=== Data records ===

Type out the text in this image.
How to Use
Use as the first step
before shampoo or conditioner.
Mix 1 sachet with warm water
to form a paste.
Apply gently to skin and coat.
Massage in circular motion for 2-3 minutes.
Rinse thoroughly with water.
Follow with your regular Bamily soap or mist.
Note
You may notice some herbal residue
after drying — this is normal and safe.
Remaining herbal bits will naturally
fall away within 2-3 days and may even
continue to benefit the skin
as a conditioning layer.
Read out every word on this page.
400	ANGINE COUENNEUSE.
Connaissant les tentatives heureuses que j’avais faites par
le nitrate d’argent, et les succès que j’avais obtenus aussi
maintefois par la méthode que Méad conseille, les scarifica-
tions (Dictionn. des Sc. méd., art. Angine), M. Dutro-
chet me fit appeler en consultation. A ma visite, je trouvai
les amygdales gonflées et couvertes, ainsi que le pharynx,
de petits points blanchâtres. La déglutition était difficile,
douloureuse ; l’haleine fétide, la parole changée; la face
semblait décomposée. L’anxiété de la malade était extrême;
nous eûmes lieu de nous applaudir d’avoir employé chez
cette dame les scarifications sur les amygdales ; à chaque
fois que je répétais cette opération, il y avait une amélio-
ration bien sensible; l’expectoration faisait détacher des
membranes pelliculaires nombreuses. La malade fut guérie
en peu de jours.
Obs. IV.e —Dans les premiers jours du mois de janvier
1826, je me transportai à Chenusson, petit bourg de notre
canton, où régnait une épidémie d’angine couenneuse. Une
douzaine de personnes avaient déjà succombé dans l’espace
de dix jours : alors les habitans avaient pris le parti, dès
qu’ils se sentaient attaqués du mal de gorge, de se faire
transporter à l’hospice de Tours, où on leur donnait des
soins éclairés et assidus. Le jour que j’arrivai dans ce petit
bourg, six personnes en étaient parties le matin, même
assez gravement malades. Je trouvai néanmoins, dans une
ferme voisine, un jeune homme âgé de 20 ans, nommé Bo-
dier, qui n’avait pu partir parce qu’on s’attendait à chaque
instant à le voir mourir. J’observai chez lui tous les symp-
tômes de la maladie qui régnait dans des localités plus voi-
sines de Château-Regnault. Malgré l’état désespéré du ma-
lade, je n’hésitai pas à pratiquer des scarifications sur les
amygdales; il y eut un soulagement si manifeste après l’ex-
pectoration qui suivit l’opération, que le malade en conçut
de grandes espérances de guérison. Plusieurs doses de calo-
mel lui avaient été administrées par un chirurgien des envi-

===

Problem to work on ::
Search the entries for the word "bourg", then gather every line that has it.

Expected output ::
1826, je me transportai à Chenusson, petit bourg de notre
bourg, six personnes en étaient parties le matin, même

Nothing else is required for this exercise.